CHALLENGE => What is the count of lines in the listing below that hold the string "know"? Reply with that number alone.

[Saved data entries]
※

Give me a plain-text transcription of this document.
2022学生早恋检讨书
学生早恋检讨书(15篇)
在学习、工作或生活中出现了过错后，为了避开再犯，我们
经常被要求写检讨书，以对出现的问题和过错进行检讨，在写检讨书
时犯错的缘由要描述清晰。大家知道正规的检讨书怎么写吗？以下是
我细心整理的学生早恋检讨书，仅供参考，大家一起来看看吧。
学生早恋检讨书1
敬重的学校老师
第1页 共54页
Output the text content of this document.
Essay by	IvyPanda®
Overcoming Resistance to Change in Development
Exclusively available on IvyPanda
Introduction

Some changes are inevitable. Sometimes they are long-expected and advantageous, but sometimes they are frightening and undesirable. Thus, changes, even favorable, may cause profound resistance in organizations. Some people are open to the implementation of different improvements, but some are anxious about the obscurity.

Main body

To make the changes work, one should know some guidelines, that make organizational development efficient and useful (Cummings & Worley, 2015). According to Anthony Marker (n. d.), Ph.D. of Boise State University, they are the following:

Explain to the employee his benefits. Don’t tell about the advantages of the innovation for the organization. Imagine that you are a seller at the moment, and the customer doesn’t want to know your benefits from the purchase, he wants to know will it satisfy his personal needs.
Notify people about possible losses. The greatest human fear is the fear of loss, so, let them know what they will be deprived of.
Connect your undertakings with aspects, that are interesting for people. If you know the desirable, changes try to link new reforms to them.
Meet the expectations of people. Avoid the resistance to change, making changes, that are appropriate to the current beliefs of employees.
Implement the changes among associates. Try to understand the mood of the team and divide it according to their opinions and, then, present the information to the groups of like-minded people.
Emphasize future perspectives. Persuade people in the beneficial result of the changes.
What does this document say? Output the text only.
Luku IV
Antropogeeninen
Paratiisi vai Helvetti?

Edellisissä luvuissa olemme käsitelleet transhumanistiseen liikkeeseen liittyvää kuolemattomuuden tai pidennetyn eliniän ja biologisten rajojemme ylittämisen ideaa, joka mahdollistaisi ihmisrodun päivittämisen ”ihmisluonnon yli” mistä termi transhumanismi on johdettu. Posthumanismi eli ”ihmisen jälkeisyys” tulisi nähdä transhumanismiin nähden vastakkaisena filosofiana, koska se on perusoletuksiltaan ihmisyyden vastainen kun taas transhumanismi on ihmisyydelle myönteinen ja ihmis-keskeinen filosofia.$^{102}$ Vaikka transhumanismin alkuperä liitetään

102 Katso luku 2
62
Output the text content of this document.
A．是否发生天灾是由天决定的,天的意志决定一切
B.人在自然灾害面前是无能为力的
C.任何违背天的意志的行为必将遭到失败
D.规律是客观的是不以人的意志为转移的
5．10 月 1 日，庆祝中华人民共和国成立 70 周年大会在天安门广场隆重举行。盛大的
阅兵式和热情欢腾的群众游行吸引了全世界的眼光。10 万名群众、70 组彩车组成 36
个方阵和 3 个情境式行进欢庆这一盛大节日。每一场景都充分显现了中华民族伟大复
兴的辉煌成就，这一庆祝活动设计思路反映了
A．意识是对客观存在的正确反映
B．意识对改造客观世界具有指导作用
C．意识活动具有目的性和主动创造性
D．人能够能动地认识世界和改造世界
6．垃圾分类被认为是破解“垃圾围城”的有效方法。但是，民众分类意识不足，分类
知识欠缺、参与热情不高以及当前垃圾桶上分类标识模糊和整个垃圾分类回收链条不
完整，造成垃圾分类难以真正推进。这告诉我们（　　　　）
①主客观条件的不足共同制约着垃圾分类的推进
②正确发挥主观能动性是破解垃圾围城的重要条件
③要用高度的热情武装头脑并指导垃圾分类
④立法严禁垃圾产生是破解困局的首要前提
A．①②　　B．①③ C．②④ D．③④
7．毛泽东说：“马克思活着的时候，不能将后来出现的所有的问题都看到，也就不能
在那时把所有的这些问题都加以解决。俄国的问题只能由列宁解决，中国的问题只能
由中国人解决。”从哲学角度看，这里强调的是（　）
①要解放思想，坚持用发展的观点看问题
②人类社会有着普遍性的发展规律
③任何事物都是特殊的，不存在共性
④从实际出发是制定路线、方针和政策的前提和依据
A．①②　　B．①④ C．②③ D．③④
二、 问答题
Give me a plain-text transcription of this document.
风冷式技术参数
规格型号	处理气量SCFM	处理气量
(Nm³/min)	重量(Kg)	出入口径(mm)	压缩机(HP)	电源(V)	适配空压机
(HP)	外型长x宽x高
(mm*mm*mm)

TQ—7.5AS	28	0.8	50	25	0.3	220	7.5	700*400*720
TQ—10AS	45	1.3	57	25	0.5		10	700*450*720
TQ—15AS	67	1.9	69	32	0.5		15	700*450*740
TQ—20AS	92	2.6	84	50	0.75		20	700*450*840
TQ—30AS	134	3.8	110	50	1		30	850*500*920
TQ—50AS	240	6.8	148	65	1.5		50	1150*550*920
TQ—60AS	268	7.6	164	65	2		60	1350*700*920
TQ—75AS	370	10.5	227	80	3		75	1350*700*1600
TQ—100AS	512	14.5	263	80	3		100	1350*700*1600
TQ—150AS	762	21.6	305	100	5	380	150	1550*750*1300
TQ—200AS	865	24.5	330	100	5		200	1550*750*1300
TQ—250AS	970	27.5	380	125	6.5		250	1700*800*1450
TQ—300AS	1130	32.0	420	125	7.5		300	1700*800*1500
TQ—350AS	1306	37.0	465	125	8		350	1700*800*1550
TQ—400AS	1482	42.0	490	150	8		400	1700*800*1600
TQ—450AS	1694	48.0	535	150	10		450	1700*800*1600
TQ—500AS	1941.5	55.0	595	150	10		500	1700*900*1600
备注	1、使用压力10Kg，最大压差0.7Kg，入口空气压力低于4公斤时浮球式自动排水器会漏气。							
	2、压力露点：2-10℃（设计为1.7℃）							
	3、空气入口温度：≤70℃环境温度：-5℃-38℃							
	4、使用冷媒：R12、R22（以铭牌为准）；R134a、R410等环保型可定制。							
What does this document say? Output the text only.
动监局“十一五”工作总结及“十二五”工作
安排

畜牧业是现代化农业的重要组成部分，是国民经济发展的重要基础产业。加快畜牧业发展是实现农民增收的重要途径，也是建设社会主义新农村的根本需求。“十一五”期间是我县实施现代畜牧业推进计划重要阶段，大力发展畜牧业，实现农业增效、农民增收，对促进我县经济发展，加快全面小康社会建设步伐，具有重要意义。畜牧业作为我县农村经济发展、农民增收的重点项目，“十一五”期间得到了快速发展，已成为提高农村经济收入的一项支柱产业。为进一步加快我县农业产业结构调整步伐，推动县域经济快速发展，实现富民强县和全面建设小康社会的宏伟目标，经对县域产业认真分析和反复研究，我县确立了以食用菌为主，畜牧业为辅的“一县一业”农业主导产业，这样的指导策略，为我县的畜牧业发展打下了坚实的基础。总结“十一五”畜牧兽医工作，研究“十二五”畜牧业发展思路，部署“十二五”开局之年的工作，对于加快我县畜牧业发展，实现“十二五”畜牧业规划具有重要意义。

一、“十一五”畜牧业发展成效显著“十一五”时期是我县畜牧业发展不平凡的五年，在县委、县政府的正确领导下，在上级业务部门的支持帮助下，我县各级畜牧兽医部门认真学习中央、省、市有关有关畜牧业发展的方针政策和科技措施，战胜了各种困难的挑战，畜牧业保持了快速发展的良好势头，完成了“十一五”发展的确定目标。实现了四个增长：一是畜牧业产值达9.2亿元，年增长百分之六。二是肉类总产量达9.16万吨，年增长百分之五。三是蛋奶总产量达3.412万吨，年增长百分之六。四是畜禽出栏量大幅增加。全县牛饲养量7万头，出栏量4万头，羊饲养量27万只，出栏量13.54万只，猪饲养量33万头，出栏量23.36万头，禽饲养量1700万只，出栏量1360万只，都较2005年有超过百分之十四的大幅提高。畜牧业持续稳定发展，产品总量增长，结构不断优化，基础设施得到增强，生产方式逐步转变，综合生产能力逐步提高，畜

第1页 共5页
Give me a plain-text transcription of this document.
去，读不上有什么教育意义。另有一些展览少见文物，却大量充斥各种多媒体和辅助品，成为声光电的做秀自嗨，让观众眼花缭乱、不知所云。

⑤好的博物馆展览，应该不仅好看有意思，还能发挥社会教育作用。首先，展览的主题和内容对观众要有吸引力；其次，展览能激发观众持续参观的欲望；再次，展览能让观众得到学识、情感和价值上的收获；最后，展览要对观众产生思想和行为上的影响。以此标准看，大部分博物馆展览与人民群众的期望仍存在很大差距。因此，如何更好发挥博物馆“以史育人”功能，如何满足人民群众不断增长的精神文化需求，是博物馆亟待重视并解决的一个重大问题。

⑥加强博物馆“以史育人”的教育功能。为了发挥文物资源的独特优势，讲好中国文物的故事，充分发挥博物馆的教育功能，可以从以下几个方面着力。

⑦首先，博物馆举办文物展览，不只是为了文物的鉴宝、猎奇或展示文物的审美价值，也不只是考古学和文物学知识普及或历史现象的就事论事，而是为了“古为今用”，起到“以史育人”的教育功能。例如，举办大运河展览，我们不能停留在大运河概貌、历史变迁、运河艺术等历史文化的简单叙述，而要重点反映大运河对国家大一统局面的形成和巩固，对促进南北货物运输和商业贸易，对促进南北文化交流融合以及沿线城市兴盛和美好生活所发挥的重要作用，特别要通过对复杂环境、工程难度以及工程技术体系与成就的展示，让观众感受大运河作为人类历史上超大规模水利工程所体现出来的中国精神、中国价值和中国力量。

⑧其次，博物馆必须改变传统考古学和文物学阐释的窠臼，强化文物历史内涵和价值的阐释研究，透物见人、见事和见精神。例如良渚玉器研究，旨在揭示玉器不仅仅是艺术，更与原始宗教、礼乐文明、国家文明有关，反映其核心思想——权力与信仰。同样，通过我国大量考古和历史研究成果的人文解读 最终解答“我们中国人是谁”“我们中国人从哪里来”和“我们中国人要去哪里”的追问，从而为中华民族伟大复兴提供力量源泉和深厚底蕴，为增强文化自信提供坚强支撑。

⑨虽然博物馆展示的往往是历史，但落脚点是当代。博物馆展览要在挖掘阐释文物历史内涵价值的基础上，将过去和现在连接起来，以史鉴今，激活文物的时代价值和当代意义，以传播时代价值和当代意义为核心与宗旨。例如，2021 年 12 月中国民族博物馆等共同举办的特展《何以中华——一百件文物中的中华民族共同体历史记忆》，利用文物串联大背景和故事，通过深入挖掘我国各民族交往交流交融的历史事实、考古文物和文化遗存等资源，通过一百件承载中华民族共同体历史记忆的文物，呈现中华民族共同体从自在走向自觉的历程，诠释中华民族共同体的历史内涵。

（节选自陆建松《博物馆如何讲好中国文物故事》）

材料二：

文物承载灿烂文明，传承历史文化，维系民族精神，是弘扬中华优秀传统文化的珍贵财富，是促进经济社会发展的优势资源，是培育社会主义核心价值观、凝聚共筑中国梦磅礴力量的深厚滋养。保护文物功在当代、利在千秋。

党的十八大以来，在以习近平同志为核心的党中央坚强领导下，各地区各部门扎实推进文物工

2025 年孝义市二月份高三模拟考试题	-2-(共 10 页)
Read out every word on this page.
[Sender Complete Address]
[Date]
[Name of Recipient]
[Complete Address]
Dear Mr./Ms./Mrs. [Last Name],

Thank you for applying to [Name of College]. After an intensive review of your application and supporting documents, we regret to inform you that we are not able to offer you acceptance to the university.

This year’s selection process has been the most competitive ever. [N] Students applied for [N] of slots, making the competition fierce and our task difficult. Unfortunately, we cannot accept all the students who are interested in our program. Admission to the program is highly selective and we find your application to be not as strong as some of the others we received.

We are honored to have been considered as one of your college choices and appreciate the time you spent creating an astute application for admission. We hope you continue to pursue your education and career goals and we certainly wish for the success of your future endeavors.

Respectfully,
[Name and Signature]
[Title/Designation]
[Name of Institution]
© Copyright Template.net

※

ANSWER TO THIS TASK => 4